» **Provided records**:
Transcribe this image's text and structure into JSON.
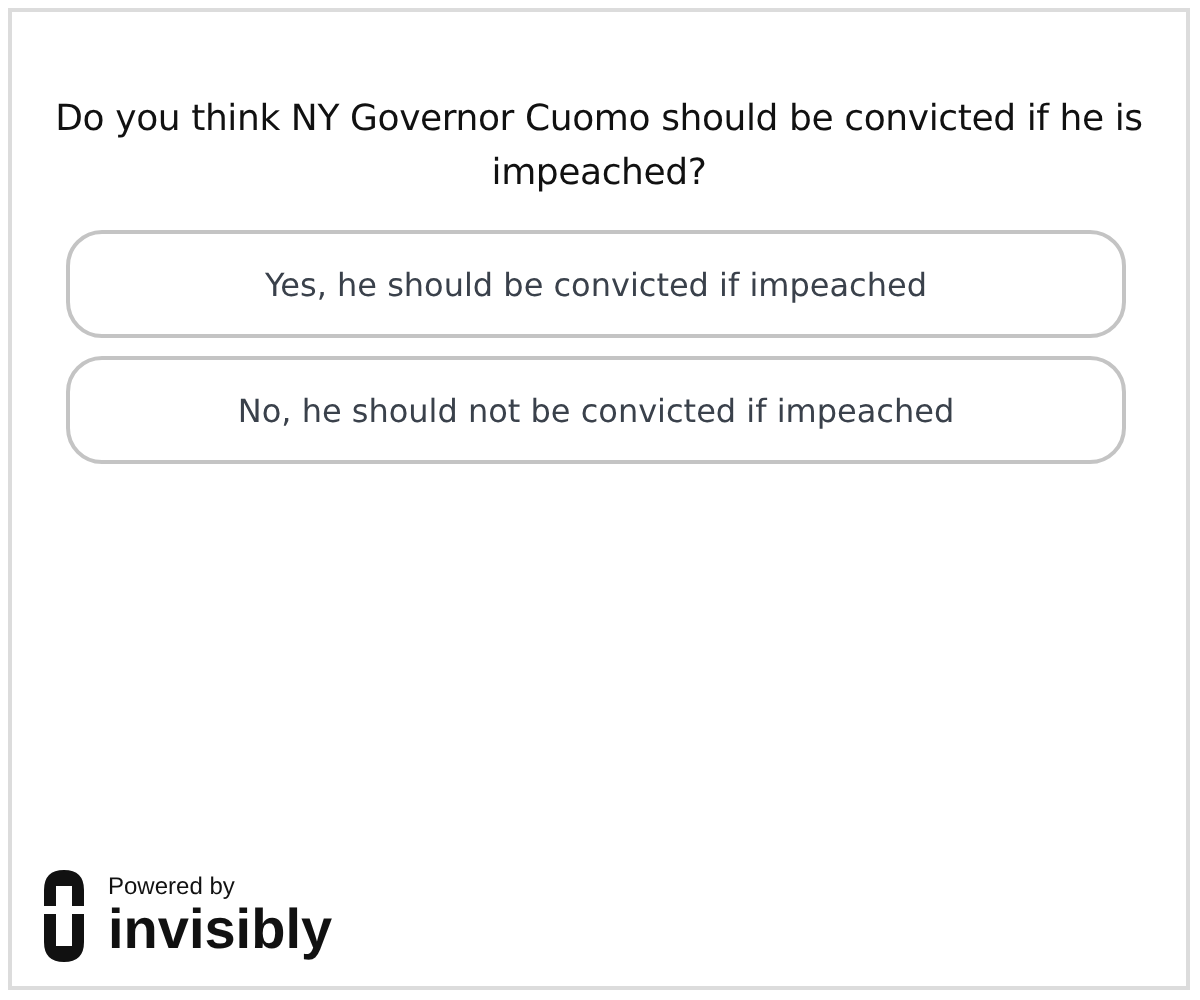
{
  "poll": {
    "question": "Do you think NY Governor Cuomo should be convicted if he is impeached?",
    "options": [
      {
        "label": "Yes, he should be convicted if impeached"
      },
      {
        "label": "No, he should not be convicted if impeached"
      }
    ]
  },
  "footer": {
    "caption": "Powered by",
    "brand": "invisibly"
  }
}
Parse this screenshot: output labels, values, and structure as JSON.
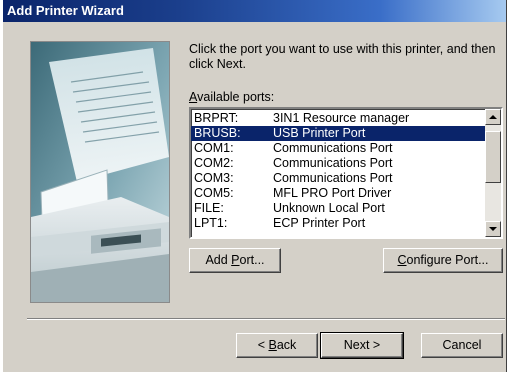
{
  "window": {
    "title": "Add Printer Wizard"
  },
  "prompt": {
    "text": "Click the port you want to use with this printer, and then click Next."
  },
  "ports": {
    "label_accel": "A",
    "label_rest": "vailable ports:",
    "items": [
      {
        "port": "BRPRT:",
        "desc": "3IN1 Resource manager",
        "selected": false
      },
      {
        "port": "BRUSB:",
        "desc": "USB Printer Port",
        "selected": true
      },
      {
        "port": "COM1:",
        "desc": "Communications Port",
        "selected": false
      },
      {
        "port": "COM2:",
        "desc": "Communications Port",
        "selected": false
      },
      {
        "port": "COM3:",
        "desc": "Communications Port",
        "selected": false
      },
      {
        "port": "COM5:",
        "desc": "MFL PRO Port Driver",
        "selected": false
      },
      {
        "port": "FILE:",
        "desc": "Unknown Local Port",
        "selected": false
      },
      {
        "port": "LPT1:",
        "desc": "ECP Printer Port",
        "selected": false
      }
    ]
  },
  "buttons": {
    "add_port": {
      "pre": "Add ",
      "accel": "P",
      "post": "ort..."
    },
    "configure_port": {
      "pre": "",
      "accel": "C",
      "post": "onfigure Port..."
    },
    "back": {
      "pre": "< ",
      "accel": "B",
      "post": "ack"
    },
    "next": {
      "label": "Next >"
    },
    "cancel": {
      "label": "Cancel"
    }
  },
  "colors": {
    "title_bar_start": "#0a246a",
    "title_bar_end": "#a6caf0",
    "selection": "#0a246a",
    "dialog_face": "#d4d0c8"
  },
  "icons": [
    "scroll-up-arrow-icon",
    "scroll-down-arrow-icon"
  ]
}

» **Aim**:
Go through the entries above and copy every line containing "this".

» **Result of the exercise**:
Transcribe this image's text and structure into JSON.
Parse this screenshot: output labels, values, and structure as JSON.
    "text": "Click the port you want to use with this printer, and then click Next."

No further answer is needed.